- _RECORDS_

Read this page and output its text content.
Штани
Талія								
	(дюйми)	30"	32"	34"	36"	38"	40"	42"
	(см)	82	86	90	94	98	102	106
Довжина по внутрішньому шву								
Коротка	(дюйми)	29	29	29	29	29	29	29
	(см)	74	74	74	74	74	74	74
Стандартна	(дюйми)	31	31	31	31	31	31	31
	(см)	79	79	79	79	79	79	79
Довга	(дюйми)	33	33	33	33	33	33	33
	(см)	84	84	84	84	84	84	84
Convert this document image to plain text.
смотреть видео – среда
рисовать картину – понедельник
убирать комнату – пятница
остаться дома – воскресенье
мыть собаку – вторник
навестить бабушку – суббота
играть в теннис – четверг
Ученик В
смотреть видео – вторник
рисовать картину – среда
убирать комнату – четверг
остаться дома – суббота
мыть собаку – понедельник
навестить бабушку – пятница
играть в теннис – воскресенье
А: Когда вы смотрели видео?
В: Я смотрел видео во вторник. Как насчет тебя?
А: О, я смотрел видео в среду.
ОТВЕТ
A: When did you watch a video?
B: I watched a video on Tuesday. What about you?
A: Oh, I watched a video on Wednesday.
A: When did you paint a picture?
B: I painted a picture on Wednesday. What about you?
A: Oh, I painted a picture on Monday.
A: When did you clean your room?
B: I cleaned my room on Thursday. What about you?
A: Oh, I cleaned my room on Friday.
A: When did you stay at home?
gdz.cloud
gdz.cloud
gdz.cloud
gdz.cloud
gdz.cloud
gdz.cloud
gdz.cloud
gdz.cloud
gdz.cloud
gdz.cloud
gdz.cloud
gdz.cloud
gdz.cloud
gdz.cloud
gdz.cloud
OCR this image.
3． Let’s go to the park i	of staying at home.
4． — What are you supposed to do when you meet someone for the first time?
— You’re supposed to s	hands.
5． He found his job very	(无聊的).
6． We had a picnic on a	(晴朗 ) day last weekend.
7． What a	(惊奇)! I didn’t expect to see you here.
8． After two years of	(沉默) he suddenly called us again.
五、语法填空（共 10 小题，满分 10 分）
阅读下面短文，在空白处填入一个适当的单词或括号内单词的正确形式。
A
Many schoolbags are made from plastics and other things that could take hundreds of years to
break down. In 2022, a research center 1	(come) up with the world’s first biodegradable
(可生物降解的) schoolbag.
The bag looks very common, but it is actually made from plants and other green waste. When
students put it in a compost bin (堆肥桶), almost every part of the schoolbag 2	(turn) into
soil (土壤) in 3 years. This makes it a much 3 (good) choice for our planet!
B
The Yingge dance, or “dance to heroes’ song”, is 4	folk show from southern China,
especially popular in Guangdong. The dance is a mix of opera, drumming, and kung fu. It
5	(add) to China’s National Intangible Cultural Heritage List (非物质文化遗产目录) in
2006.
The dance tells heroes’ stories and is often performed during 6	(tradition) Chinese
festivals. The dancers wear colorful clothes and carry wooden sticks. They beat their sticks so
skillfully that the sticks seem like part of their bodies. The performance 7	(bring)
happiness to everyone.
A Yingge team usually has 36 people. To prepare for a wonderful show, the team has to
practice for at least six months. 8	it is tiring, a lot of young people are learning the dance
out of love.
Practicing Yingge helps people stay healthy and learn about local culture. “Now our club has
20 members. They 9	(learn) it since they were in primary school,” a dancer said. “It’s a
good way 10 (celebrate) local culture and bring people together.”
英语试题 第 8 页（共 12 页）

- _PROBLEM DESCRIPTION_
Copy out each line exactly as written.

- _EXERCISE RESULT_
Read this page and output its text content.
Штани
Талія								
	(дюйми)	30"	32"	34"	36"	38"	40"	42"
	(см)	82	86	90	94	98	102	106
Довжина по внутрішньому шву								
Коротка	(дюйми)	29	29	29	29	29	29	29
	(см)	74	74	74	74	74	74	74
Стандартна	(дюйми)	31	31	31	31	31	31	31
	(см)	79	79	79	79	79	79	79
Довга	(дюйми)	33	33	33	33	33	33	33
	(см)	84	84	84	84	84	84	84
Convert this document image to plain text.
смотреть видео – среда
рисовать картину – понедельник
убирать комнату – пятница
остаться дома – воскресенье
мыть собаку – вторник
навестить бабушку – суббота
играть в теннис – четверг
Ученик В
смотреть видео – вторник
рисовать картину – среда
убирать комнату – четверг
остаться дома – суббота
мыть собаку – понедельник
навестить бабушку – пятница
играть в теннис – воскресенье
А: Когда вы смотрели видео?
В: Я смотрел видео во вторник. Как насчет тебя?
А: О, я смотрел видео в среду.
ОТВЕТ
A: When did you watch a video?
B: I watched a video on Tuesday. What about you?
A: Oh, I watched a video on Wednesday.
A: When did you paint a picture?
B: I painted a picture on Wednesday. What about you?
A: Oh, I painted a picture on Monday.
A: When did you clean your room?
B: I cleaned my room on Thursday. What about you?
A: Oh, I cleaned my room on Friday.
A: When did you stay at home?
gdz.cloud
gdz.cloud
gdz.cloud
gdz.cloud
gdz.cloud
gdz.cloud
gdz.cloud
gdz.cloud
gdz.cloud
gdz.cloud
gdz.cloud
gdz.cloud
gdz.cloud
gdz.cloud
gdz.cloud
OCR this image.
3． Let’s go to the park i	of staying at home.
4． — What are you supposed to do when you meet someone for the first time?
— You’re supposed to s	hands.
5． He found his job very	(无聊的).
6． We had a picnic on a	(晴朗 ) day last weekend.
7． What a	(惊奇)! I didn’t expect to see you here.
8． After two years of	(沉默) he suddenly called us again.
五、语法填空（共 10 小题，满分 10 分）
阅读下面短文，在空白处填入一个适当的单词或括号内单词的正确形式。
A
Many schoolbags are made from plastics and other things that could take hundreds of years to
break down. In 2022, a research center 1	(come) up with the world’s first biodegradable
(可生物降解的) schoolbag.
The bag looks very common, but it is actually made from plants and other green waste. When
students put it in a compost bin (堆肥桶), almost every part of the schoolbag 2	(turn) into
soil (土壤) in 3 years. This makes it a much 3 (good) choice for our planet!
B
The Yingge dance, or “dance to heroes’ song”, is 4	folk show from southern China,
especially popular in Guangdong. The dance is a mix of opera, drumming, and kung fu. It
5	(add) to China’s National Intangible Cultural Heritage List (非物质文化遗产目录) in
2006.
The dance tells heroes’ stories and is often performed during 6	(tradition) Chinese
festivals. The dancers wear colorful clothes and carry wooden sticks. They beat their sticks so
skillfully that the sticks seem like part of their bodies. The performance 7	(bring)
happiness to everyone.
A Yingge team usually has 36 people. To prepare for a wonderful show, the team has to
practice for at least six months. 8	it is tiring, a lot of young people are learning the dance
out of love.
Practicing Yingge helps people stay healthy and learn about local culture. “Now our club has
20 members. They 9	(learn) it since they were in primary school,” a dancer said. “It’s a
good way 10 (celebrate) local culture and bring people together.”
英语试题 第 8 页（共 12 页）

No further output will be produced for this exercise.